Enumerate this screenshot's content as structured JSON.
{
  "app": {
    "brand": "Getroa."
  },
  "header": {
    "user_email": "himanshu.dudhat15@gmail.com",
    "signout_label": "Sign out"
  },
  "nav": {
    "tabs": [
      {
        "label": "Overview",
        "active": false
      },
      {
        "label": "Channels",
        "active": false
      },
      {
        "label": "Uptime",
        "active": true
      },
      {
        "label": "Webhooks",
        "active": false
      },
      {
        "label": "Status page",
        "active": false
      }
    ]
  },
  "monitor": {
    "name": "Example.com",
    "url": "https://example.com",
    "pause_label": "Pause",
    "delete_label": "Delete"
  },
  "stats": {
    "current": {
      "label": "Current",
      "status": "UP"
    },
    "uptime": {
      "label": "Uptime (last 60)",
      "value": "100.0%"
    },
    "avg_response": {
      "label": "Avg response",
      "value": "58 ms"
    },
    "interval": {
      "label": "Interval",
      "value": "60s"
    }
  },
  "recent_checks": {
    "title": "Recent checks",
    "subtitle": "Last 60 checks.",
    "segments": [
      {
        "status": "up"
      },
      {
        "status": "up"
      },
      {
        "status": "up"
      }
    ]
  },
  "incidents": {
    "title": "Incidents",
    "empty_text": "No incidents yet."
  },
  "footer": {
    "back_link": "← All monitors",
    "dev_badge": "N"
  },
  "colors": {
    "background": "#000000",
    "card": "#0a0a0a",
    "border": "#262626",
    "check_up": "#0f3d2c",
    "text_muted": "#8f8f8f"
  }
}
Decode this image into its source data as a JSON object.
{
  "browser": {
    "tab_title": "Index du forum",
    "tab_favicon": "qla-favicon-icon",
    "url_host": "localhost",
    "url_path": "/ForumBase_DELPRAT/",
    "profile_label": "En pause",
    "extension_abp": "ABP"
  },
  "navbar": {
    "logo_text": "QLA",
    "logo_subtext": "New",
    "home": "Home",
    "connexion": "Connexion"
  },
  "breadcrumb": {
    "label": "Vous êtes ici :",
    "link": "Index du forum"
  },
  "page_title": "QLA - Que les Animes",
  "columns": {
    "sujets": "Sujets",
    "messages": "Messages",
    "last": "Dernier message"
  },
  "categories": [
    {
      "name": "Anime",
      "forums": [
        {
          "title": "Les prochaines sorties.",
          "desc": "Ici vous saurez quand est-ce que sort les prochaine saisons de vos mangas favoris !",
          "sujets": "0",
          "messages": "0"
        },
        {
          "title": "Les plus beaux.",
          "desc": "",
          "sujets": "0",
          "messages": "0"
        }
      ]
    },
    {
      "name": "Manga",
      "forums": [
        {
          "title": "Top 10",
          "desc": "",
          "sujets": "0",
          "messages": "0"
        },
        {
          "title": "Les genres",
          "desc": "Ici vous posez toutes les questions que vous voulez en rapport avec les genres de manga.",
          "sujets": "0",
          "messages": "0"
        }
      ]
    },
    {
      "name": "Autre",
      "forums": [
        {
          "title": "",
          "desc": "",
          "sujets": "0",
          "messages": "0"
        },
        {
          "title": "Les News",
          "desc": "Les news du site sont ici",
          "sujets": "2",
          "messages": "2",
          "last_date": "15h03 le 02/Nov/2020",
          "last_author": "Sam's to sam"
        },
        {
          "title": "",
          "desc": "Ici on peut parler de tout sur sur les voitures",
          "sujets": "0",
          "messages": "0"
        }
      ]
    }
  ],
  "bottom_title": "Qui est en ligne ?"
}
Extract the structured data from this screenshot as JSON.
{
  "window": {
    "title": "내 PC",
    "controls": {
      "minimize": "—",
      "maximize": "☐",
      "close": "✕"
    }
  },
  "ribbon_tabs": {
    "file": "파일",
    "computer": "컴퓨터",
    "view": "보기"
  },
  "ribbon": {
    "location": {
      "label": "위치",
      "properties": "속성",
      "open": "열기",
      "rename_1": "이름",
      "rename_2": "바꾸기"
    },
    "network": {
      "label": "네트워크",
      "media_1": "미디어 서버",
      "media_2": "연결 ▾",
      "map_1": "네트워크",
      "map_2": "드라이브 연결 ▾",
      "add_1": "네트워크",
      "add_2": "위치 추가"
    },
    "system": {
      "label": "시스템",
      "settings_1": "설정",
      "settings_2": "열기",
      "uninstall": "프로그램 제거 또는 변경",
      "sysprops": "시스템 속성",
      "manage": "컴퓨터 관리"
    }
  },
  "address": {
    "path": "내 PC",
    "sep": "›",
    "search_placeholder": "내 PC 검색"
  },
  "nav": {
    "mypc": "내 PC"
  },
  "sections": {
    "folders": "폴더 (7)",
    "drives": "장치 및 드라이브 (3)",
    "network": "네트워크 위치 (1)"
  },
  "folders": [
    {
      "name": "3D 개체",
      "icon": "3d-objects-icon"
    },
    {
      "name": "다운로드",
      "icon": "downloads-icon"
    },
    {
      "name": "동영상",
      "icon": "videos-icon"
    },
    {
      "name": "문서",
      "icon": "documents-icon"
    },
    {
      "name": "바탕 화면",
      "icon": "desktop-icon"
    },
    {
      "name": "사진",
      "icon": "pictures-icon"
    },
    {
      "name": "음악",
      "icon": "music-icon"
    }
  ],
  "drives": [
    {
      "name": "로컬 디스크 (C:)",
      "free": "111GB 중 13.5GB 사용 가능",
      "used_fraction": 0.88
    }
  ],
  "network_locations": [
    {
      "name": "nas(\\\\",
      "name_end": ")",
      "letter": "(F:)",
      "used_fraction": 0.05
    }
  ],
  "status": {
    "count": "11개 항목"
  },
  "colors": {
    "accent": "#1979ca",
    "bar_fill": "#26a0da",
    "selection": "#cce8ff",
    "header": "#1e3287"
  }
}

Problem details:
Repeat all entries. Match them exactly.

Answer to the task:
Enumerate this screenshot's content as structured JSON.
{
  "app": {
    "brand": "Getroa."
  },
  "header": {
    "user_email": "himanshu.dudhat15@gmail.com",
    "signout_label": "Sign out"
  },
  "nav": {
    "tabs": [
      {
        "label": "Overview",
        "active": false
      },
      {
        "label": "Channels",
        "active": false
      },
      {
        "label": "Uptime",
        "active": true
      },
      {
        "label": "Webhooks",
        "active": false
      },
      {
        "label": "Status page",
        "active": false
      }
    ]
  },
  "monitor": {
    "name": "Example.com",
    "url": "https://example.com",
    "pause_label": "Pause",
    "delete_label": "Delete"
  },
  "stats": {
    "current": {
      "label": "Current",
      "status": "UP"
    },
    "uptime": {
      "label": "Uptime (last 60)",
      "value": "100.0%"
    },
    "avg_response": {
      "label": "Avg response",
      "value": "58 ms"
    },
    "interval": {
      "label": "Interval",
      "value": "60s"
    }
  },
  "recent_checks": {
    "title": "Recent checks",
    "subtitle": "Last 60 checks.",
    "segments": [
      {
        "status": "up"
      },
      {
        "status": "up"
      },
      {
        "status": "up"
      }
    ]
  },
  "incidents": {
    "title": "Incidents",
    "empty_text": "No incidents yet."
  },
  "footer": {
    "back_link": "← All monitors",
    "dev_badge": "N"
  },
  "colors": {
    "background": "#000000",
    "card": "#0a0a0a",
    "border": "#262626",
    "check_up": "#0f3d2c",
    "text_muted": "#8f8f8f"
  }
}
Decode this image into its source data as a JSON object.
{
  "browser": {
    "tab_title": "Index du forum",
    "tab_favicon": "qla-favicon-icon",
    "url_host": "localhost",
    "url_path": "/ForumBase_DELPRAT/",
    "profile_label": "En pause",
    "extension_abp": "ABP"
  },
  "navbar": {
    "logo_text": "QLA",
    "logo_subtext": "New",
    "home": "Home",
    "connexion": "Connexion"
  },
  "breadcrumb": {
    "label": "Vous êtes ici :",
    "link": "Index du forum"
  },
  "page_title": "QLA - Que les Animes",
  "columns": {
    "sujets": "Sujets",
    "messages": "Messages",
    "last": "Dernier message"
  },
  "categories": [
    {
      "name": "Anime",
      "forums": [
        {
          "title": "Les prochaines sorties.",
          "desc": "Ici vous saurez quand est-ce que sort les prochaine saisons de vos mangas favoris !",
          "sujets": "0",
          "messages": "0"
        },
        {
          "title": "Les plus beaux.",
          "desc": "",
          "sujets": "0",
          "messages": "0"
        }
      ]
    },
    {
      "name": "Manga",
      "forums": [
        {
          "title": "Top 10",
          "desc": "",
          "sujets": "0",
          "messages": "0"
        },
        {
          "title": "Les genres",
          "desc": "Ici vous posez toutes les questions que vous voulez en rapport avec les genres de manga.",
          "sujets": "0",
          "messages": "0"
        }
      ]
    },
    {
      "name": "Autre",
      "forums": [
        {
          "title": "",
          "desc": "",
          "sujets": "0",
          "messages": "0"
        },
        {
          "title": "Les News",
          "desc": "Les news du site sont ici",
          "sujets": "2",
          "messages": "2",
          "last_date": "15h03 le 02/Nov/2020",
          "last_author": "Sam's to sam"
        },
        {
          "title": "",
          "desc": "Ici on peut parler de tout sur sur les voitures",
          "sujets": "0",
          "messages": "0"
        }
      ]
    }
  ],
  "bottom_title": "Qui est en ligne ?"
}
Extract the structured data from this screenshot as JSON.
{
  "window": {
    "title": "내 PC",
    "controls": {
      "minimize": "—",
      "maximize": "☐",
      "close": "✕"
    }
  },
  "ribbon_tabs": {
    "file": "파일",
    "computer": "컴퓨터",
    "view": "보기"
  },
  "ribbon": {
    "location": {
      "label": "위치",
      "properties": "속성",
      "open": "열기",
      "rename_1": "이름",
      "rename_2": "바꾸기"
    },
    "network": {
      "label": "네트워크",
      "media_1": "미디어 서버",
      "media_2": "연결 ▾",
      "map_1": "네트워크",
      "map_2": "드라이브 연결 ▾",
      "add_1": "네트워크",
      "add_2": "위치 추가"
    },
    "system": {
      "label": "시스템",
      "settings_1": "설정",
      "settings_2": "열기",
      "uninstall": "프로그램 제거 또는 변경",
      "sysprops": "시스템 속성",
      "manage": "컴퓨터 관리"
    }
  },
  "address": {
    "path": "내 PC",
    "sep": "›",
    "search_placeholder": "내 PC 검색"
  },
  "nav": {
    "mypc": "내 PC"
  },
  "sections": {
    "folders": "폴더 (7)",
    "drives": "장치 및 드라이브 (3)",
    "network": "네트워크 위치 (1)"
  },
  "folders": [
    {
      "name": "3D 개체",
      "icon": "3d-objects-icon"
    },
    {
      "name": "다운로드",
      "icon": "downloads-icon"
    },
    {
      "name": "동영상",
      "icon": "videos-icon"
    },
    {
      "name": "문서",
      "icon": "documents-icon"
    },
    {
      "name": "바탕 화면",
      "icon": "desktop-icon"
    },
    {
      "name": "사진",
      "icon": "pictures-icon"
    },
    {
      "name": "음악",
      "icon": "music-icon"
    }
  ],
  "drives": [
    {
      "name": "로컬 디스크 (C:)",
      "free": "111GB 중 13.5GB 사용 가능",
      "used_fraction": 0.88
    }
  ],
  "network_locations": [
    {
      "name": "nas(\\\\",
      "name_end": ")",
      "letter": "(F:)",
      "used_fraction": 0.05
    }
  ],
  "status": {
    "count": "11개 항목"
  },
  "colors": {
    "accent": "#1979ca",
    "bar_fill": "#26a0da",
    "selection": "#cce8ff",
    "header": "#1e3287"
  }
}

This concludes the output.